Records from a collection
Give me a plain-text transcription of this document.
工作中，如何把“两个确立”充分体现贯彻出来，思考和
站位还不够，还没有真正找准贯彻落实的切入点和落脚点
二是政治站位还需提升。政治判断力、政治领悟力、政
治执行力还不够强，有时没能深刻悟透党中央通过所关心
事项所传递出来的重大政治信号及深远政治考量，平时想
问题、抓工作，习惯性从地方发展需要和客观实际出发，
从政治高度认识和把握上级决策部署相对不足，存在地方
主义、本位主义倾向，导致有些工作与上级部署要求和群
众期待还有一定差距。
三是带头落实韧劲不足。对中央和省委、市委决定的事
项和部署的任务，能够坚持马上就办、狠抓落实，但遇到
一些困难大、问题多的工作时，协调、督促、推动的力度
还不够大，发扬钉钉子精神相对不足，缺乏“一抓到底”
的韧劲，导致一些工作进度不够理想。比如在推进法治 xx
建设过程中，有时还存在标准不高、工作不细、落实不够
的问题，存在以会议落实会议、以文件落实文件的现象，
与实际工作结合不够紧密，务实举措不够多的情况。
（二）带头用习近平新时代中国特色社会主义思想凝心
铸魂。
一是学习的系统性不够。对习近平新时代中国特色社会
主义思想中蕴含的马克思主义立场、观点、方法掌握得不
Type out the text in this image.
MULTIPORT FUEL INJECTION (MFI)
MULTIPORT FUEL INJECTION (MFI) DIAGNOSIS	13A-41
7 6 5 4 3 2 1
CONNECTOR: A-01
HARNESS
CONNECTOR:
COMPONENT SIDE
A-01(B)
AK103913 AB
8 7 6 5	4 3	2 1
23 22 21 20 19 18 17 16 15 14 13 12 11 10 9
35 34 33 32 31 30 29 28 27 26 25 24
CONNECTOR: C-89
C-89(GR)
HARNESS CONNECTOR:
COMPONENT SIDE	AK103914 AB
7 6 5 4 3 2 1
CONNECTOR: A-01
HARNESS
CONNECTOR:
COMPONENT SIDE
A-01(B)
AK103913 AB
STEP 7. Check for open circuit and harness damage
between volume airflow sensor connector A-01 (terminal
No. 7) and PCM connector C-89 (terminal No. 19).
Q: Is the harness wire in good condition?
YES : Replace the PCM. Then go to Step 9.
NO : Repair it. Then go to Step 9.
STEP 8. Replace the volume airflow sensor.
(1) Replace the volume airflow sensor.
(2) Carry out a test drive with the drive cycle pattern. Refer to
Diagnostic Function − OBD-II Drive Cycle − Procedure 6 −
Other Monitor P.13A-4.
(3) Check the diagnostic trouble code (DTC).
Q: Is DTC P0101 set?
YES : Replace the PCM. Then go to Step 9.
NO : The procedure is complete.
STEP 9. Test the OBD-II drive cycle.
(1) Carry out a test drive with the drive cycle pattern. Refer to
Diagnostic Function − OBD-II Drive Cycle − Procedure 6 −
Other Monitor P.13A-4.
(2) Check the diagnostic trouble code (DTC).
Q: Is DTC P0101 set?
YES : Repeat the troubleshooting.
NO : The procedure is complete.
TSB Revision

• **TASK TO CARRY OUT**
Extract each line of the listing above, copying it word for word.

• **ANSWER BELOW**
Give me a plain-text transcription of this document.
工作中，如何把“两个确立”充分体现贯彻出来，思考和
站位还不够，还没有真正找准贯彻落实的切入点和落脚点
二是政治站位还需提升。政治判断力、政治领悟力、政
治执行力还不够强，有时没能深刻悟透党中央通过所关心
事项所传递出来的重大政治信号及深远政治考量，平时想
问题、抓工作，习惯性从地方发展需要和客观实际出发，
从政治高度认识和把握上级决策部署相对不足，存在地方
主义、本位主义倾向，导致有些工作与上级部署要求和群
众期待还有一定差距。
三是带头落实韧劲不足。对中央和省委、市委决定的事
项和部署的任务，能够坚持马上就办、狠抓落实，但遇到
一些困难大、问题多的工作时，协调、督促、推动的力度
还不够大，发扬钉钉子精神相对不足，缺乏“一抓到底”
的韧劲，导致一些工作进度不够理想。比如在推进法治 xx
建设过程中，有时还存在标准不高、工作不细、落实不够
的问题，存在以会议落实会议、以文件落实文件的现象，
与实际工作结合不够紧密，务实举措不够多的情况。
（二）带头用习近平新时代中国特色社会主义思想凝心
铸魂。
一是学习的系统性不够。对习近平新时代中国特色社会
主义思想中蕴含的马克思主义立场、观点、方法掌握得不
Type out the text in this image.
MULTIPORT FUEL INJECTION (MFI)
MULTIPORT FUEL INJECTION (MFI) DIAGNOSIS	13A-41
7 6 5 4 3 2 1
CONNECTOR: A-01
HARNESS
CONNECTOR:
COMPONENT SIDE
A-01(B)
AK103913 AB
8 7 6 5	4 3	2 1
23 22 21 20 19 18 17 16 15 14 13 12 11 10 9
35 34 33 32 31 30 29 28 27 26 25 24
CONNECTOR: C-89
C-89(GR)
HARNESS CONNECTOR:
COMPONENT SIDE	AK103914 AB
7 6 5 4 3 2 1
CONNECTOR: A-01
HARNESS
CONNECTOR:
COMPONENT SIDE
A-01(B)
AK103913 AB
STEP 7. Check for open circuit and harness damage
between volume airflow sensor connector A-01 (terminal
No. 7) and PCM connector C-89 (terminal No. 19).
Q: Is the harness wire in good condition?
YES : Replace the PCM. Then go to Step 9.
NO : Repair it. Then go to Step 9.
STEP 8. Replace the volume airflow sensor.
(1) Replace the volume airflow sensor.
(2) Carry out a test drive with the drive cycle pattern. Refer to
Diagnostic Function − OBD-II Drive Cycle − Procedure 6 −
Other Monitor P.13A-4.
(3) Check the diagnostic trouble code (DTC).
Q: Is DTC P0101 set?
YES : Replace the PCM. Then go to Step 9.
NO : The procedure is complete.
STEP 9. Test the OBD-II drive cycle.
(1) Carry out a test drive with the drive cycle pattern. Refer to
Diagnostic Function − OBD-II Drive Cycle − Procedure 6 −
Other Monitor P.13A-4.
(2) Check the diagnostic trouble code (DTC).
Q: Is DTC P0101 set?
YES : Repeat the troubleshooting.
NO : The procedure is complete.
TSB Revision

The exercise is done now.